**The exercise**
All records are to be retyped faithfully and completely.

**Records for the exercise**
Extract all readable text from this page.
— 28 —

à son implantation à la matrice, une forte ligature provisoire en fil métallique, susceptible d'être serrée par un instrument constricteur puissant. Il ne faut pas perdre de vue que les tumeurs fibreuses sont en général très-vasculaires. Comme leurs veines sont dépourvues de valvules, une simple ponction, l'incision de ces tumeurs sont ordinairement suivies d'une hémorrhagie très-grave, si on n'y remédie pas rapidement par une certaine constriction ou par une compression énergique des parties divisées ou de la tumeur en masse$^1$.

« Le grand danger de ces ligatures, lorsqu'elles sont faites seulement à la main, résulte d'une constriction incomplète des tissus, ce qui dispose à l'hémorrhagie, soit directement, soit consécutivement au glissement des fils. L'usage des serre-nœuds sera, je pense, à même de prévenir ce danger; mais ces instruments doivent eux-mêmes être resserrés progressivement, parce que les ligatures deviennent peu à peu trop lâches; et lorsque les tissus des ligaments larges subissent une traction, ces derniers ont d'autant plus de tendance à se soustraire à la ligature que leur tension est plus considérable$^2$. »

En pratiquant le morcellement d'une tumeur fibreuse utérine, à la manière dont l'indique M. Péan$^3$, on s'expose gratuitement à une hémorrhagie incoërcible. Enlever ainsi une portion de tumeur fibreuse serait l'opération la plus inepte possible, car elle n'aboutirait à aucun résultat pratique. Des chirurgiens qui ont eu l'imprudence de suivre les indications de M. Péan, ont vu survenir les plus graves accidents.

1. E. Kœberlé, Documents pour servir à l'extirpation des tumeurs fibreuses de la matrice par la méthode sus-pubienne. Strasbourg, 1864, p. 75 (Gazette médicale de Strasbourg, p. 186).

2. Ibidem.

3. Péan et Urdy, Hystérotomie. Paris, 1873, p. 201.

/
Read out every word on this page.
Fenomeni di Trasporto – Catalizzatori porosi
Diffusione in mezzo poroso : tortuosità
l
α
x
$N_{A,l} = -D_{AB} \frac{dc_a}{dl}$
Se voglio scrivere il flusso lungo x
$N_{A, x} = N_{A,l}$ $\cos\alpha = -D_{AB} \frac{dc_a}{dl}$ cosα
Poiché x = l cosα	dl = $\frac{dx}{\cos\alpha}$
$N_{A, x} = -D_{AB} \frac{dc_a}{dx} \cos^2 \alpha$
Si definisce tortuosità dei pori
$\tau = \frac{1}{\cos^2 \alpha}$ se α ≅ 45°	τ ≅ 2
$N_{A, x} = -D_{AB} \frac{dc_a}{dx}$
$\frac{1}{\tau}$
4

**Written solution**
Extract all readable text from this page.
— 28 —

à son implantation à la matrice, une forte ligature provisoire en fil métallique, susceptible d'être serrée par un instrument constricteur puissant. Il ne faut pas perdre de vue que les tumeurs fibreuses sont en général très-vasculaires. Comme leurs veines sont dépourvues de valvules, une simple ponction, l'incision de ces tumeurs sont ordinairement suivies d'une hémorrhagie très-grave, si on n'y remédie pas rapidement par une certaine constriction ou par une compression énergique des parties divisées ou de la tumeur en masse$^1$.

« Le grand danger de ces ligatures, lorsqu'elles sont faites seulement à la main, résulte d'une constriction incomplète des tissus, ce qui dispose à l'hémorrhagie, soit directement, soit consécutivement au glissement des fils. L'usage des serre-nœuds sera, je pense, à même de prévenir ce danger; mais ces instruments doivent eux-mêmes être resserrés progressivement, parce que les ligatures deviennent peu à peu trop lâches; et lorsque les tissus des ligaments larges subissent une traction, ces derniers ont d'autant plus de tendance à se soustraire à la ligature que leur tension est plus considérable$^2$. »

En pratiquant le morcellement d'une tumeur fibreuse utérine, à la manière dont l'indique M. Péan$^3$, on s'expose gratuitement à une hémorrhagie incoërcible. Enlever ainsi une portion de tumeur fibreuse serait l'opération la plus inepte possible, car elle n'aboutirait à aucun résultat pratique. Des chirurgiens qui ont eu l'imprudence de suivre les indications de M. Péan, ont vu survenir les plus graves accidents.

1. E. Kœberlé, Documents pour servir à l'extirpation des tumeurs fibreuses de la matrice par la méthode sus-pubienne. Strasbourg, 1864, p. 75 (Gazette médicale de Strasbourg, p. 186).

2. Ibidem.

3. Péan et Urdy, Hystérotomie. Paris, 1873, p. 201.

/
Read out every word on this page.
Fenomeni di Trasporto – Catalizzatori porosi
Diffusione in mezzo poroso : tortuosità
l
α
x
$N_{A,l} = -D_{AB} \frac{dc_a}{dl}$
Se voglio scrivere il flusso lungo x
$N_{A, x} = N_{A,l}$ $\cos\alpha = -D_{AB} \frac{dc_a}{dl}$ cosα
Poiché x = l cosα	dl = $\frac{dx}{\cos\alpha}$
$N_{A, x} = -D_{AB} \frac{dc_a}{dx} \cos^2 \alpha$
Si definisce tortuosità dei pori
$\tau = \frac{1}{\cos^2 \alpha}$ se α ≅ 45°	τ ≅ 2
$N_{A, x} = -D_{AB} \frac{dc_a}{dx}$
$\frac{1}{\tau}$
4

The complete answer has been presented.